*The request*. Copy every line in the records below word for word, without the pictures.

*Data to use*.
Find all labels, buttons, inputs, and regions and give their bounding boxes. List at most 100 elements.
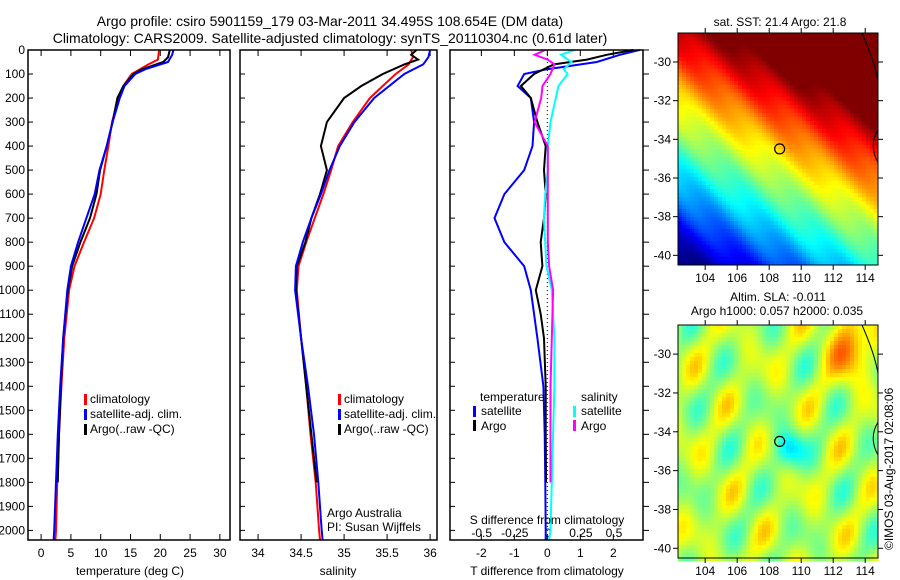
map-cell bbox=[762, 393, 767, 398]
map-cell bbox=[686, 449, 691, 454]
map-cell bbox=[718, 193, 723, 198]
map-cell bbox=[766, 253, 771, 258]
map-cell bbox=[782, 205, 787, 210]
map-cell bbox=[690, 553, 695, 558]
map-cell bbox=[786, 97, 791, 102]
map-cell bbox=[722, 529, 727, 534]
map-cell bbox=[738, 341, 743, 346]
map-cell bbox=[794, 121, 799, 126]
map-cell bbox=[726, 33, 731, 38]
map-cell bbox=[730, 161, 735, 166]
map-cell bbox=[790, 533, 795, 538]
map-cell bbox=[694, 429, 699, 434]
lon-tick-label: 106 bbox=[727, 271, 747, 285]
map-cell bbox=[762, 193, 767, 198]
map-cell bbox=[686, 145, 691, 150]
map-cell bbox=[734, 125, 739, 130]
map-cell bbox=[798, 33, 803, 38]
map-cell bbox=[806, 133, 811, 138]
map-cell bbox=[678, 117, 683, 122]
map-cell bbox=[774, 137, 779, 142]
map-cell bbox=[762, 125, 767, 130]
map-cell bbox=[730, 385, 735, 390]
map-cell bbox=[702, 481, 707, 486]
map-cell bbox=[682, 385, 687, 390]
map-cell bbox=[702, 41, 707, 46]
map-cell bbox=[682, 509, 687, 514]
map-cell bbox=[722, 389, 727, 394]
map-cell bbox=[814, 253, 819, 258]
map-cell bbox=[746, 473, 751, 478]
map-cell bbox=[698, 477, 703, 482]
map-cell bbox=[838, 129, 843, 134]
map-cell bbox=[714, 413, 719, 418]
map-cell bbox=[734, 189, 739, 194]
map-cell bbox=[758, 549, 763, 554]
map-cell bbox=[750, 233, 755, 238]
map-cell bbox=[782, 393, 787, 398]
map-cell bbox=[734, 177, 739, 182]
map-cell bbox=[834, 217, 839, 222]
map-cell bbox=[766, 233, 771, 238]
map-cell bbox=[790, 557, 795, 562]
map-cell bbox=[694, 345, 699, 350]
map-cell bbox=[722, 421, 727, 426]
map-cell bbox=[858, 193, 863, 198]
map-cell bbox=[694, 185, 699, 190]
map-cell bbox=[750, 257, 755, 262]
map-cell bbox=[766, 41, 771, 46]
map-cell bbox=[770, 137, 775, 142]
map-cell bbox=[758, 389, 763, 394]
map-cell bbox=[762, 177, 767, 182]
map-cell bbox=[778, 445, 783, 450]
map-cell bbox=[810, 209, 815, 214]
map-cell bbox=[690, 77, 695, 82]
map-cell bbox=[870, 77, 875, 82]
map-cell bbox=[706, 433, 711, 438]
map-cell bbox=[854, 101, 859, 106]
map-cell bbox=[726, 85, 731, 90]
map-cell bbox=[738, 193, 743, 198]
map-cell bbox=[818, 129, 823, 134]
map-cell bbox=[778, 249, 783, 254]
map-cell bbox=[742, 173, 747, 178]
map-cell bbox=[682, 517, 687, 522]
map-cell bbox=[858, 153, 863, 158]
map-cell bbox=[790, 477, 795, 482]
map-cell bbox=[806, 177, 811, 182]
map-cell bbox=[746, 225, 751, 230]
map-cell bbox=[826, 221, 831, 226]
map-cell bbox=[778, 257, 783, 262]
map-cell bbox=[706, 109, 711, 114]
map-cell bbox=[690, 541, 695, 546]
map-cell bbox=[710, 33, 715, 38]
map-cell bbox=[806, 157, 811, 162]
map-cell bbox=[850, 153, 855, 158]
map-cell bbox=[730, 533, 735, 538]
map-cell bbox=[778, 461, 783, 466]
map-cell bbox=[738, 117, 743, 122]
map-cell bbox=[746, 245, 751, 250]
map-cell bbox=[754, 141, 759, 146]
map-cell bbox=[874, 33, 879, 38]
map-cell bbox=[818, 177, 823, 182]
map-cell bbox=[698, 429, 703, 434]
map-cell bbox=[794, 177, 799, 182]
map-cell bbox=[790, 49, 795, 54]
map-cell bbox=[806, 141, 811, 146]
map-cell bbox=[798, 261, 803, 266]
map-cell bbox=[754, 117, 759, 122]
map-cell bbox=[874, 145, 879, 150]
map-cell bbox=[702, 437, 707, 442]
map-cell bbox=[782, 377, 787, 382]
map-cell bbox=[730, 473, 735, 478]
map-cell bbox=[754, 197, 759, 202]
map-cell bbox=[806, 129, 811, 134]
map-cell bbox=[766, 73, 771, 78]
map-cell bbox=[826, 173, 831, 178]
map-cell bbox=[702, 101, 707, 106]
map-cell bbox=[702, 521, 707, 526]
map-cell bbox=[682, 425, 687, 430]
map-cell bbox=[874, 61, 879, 66]
map-cell bbox=[818, 69, 823, 74]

*Solution to the exercise*.
Find all labels, buttons, inputs, and regions and give their bounding boxes. List at most 100 elements.
map-cell bbox=[762, 393, 767, 398]
map-cell bbox=[686, 449, 691, 454]
map-cell bbox=[718, 193, 723, 198]
map-cell bbox=[766, 253, 771, 258]
map-cell bbox=[782, 205, 787, 210]
map-cell bbox=[690, 553, 695, 558]
map-cell bbox=[786, 97, 791, 102]
map-cell bbox=[722, 529, 727, 534]
map-cell bbox=[738, 341, 743, 346]
map-cell bbox=[794, 121, 799, 126]
map-cell bbox=[726, 33, 731, 38]
map-cell bbox=[730, 161, 735, 166]
map-cell bbox=[790, 533, 795, 538]
map-cell bbox=[694, 429, 699, 434]
lon-tick-label: 106 bbox=[727, 271, 747, 285]
map-cell bbox=[762, 193, 767, 198]
map-cell bbox=[686, 145, 691, 150]
map-cell bbox=[734, 125, 739, 130]
map-cell bbox=[798, 33, 803, 38]
map-cell bbox=[806, 133, 811, 138]
map-cell bbox=[678, 117, 683, 122]
map-cell bbox=[774, 137, 779, 142]
map-cell bbox=[762, 125, 767, 130]
map-cell bbox=[730, 385, 735, 390]
map-cell bbox=[702, 481, 707, 486]
map-cell bbox=[682, 385, 687, 390]
map-cell bbox=[702, 41, 707, 46]
map-cell bbox=[682, 509, 687, 514]
map-cell bbox=[722, 389, 727, 394]
map-cell bbox=[814, 253, 819, 258]
map-cell bbox=[746, 473, 751, 478]
map-cell bbox=[698, 477, 703, 482]
map-cell bbox=[838, 129, 843, 134]
map-cell bbox=[714, 413, 719, 418]
map-cell bbox=[734, 189, 739, 194]
map-cell bbox=[758, 549, 763, 554]
map-cell bbox=[750, 233, 755, 238]
map-cell bbox=[782, 393, 787, 398]
map-cell bbox=[734, 177, 739, 182]
map-cell bbox=[834, 217, 839, 222]
map-cell bbox=[766, 233, 771, 238]
map-cell bbox=[790, 557, 795, 562]
map-cell bbox=[694, 345, 699, 350]
map-cell bbox=[722, 421, 727, 426]
map-cell bbox=[858, 193, 863, 198]
map-cell bbox=[694, 185, 699, 190]
map-cell bbox=[750, 257, 755, 262]
map-cell bbox=[766, 41, 771, 46]
map-cell bbox=[770, 137, 775, 142]
map-cell bbox=[758, 389, 763, 394]
map-cell bbox=[762, 177, 767, 182]
map-cell bbox=[778, 445, 783, 450]
map-cell bbox=[810, 209, 815, 214]
map-cell bbox=[690, 77, 695, 82]
map-cell bbox=[870, 77, 875, 82]
map-cell bbox=[706, 433, 711, 438]
map-cell bbox=[854, 101, 859, 106]
map-cell bbox=[726, 85, 731, 90]
map-cell bbox=[738, 193, 743, 198]
map-cell bbox=[818, 129, 823, 134]
map-cell bbox=[778, 249, 783, 254]
map-cell bbox=[742, 173, 747, 178]
map-cell bbox=[682, 517, 687, 522]
map-cell bbox=[858, 153, 863, 158]
map-cell bbox=[790, 477, 795, 482]
map-cell bbox=[806, 177, 811, 182]
map-cell bbox=[746, 225, 751, 230]
map-cell bbox=[826, 221, 831, 226]
map-cell bbox=[778, 257, 783, 262]
map-cell bbox=[706, 109, 711, 114]
map-cell bbox=[690, 541, 695, 546]
map-cell bbox=[710, 33, 715, 38]
map-cell bbox=[806, 157, 811, 162]
map-cell bbox=[850, 153, 855, 158]
map-cell bbox=[730, 533, 735, 538]
map-cell bbox=[778, 461, 783, 466]
map-cell bbox=[738, 117, 743, 122]
map-cell bbox=[746, 245, 751, 250]
map-cell bbox=[754, 141, 759, 146]
map-cell bbox=[874, 33, 879, 38]
map-cell bbox=[818, 177, 823, 182]
map-cell bbox=[698, 429, 703, 434]
map-cell bbox=[794, 177, 799, 182]
map-cell bbox=[790, 49, 795, 54]
map-cell bbox=[806, 141, 811, 146]
map-cell bbox=[798, 261, 803, 266]
map-cell bbox=[754, 117, 759, 122]
map-cell bbox=[874, 145, 879, 150]
map-cell bbox=[702, 437, 707, 442]
map-cell bbox=[782, 377, 787, 382]
map-cell bbox=[730, 473, 735, 478]
map-cell bbox=[754, 197, 759, 202]
map-cell bbox=[806, 129, 811, 134]
map-cell bbox=[766, 73, 771, 78]
map-cell bbox=[826, 173, 831, 178]
map-cell bbox=[702, 101, 707, 106]
map-cell bbox=[702, 521, 707, 526]
map-cell bbox=[682, 425, 687, 430]
map-cell bbox=[874, 61, 879, 66]
map-cell bbox=[818, 69, 823, 74]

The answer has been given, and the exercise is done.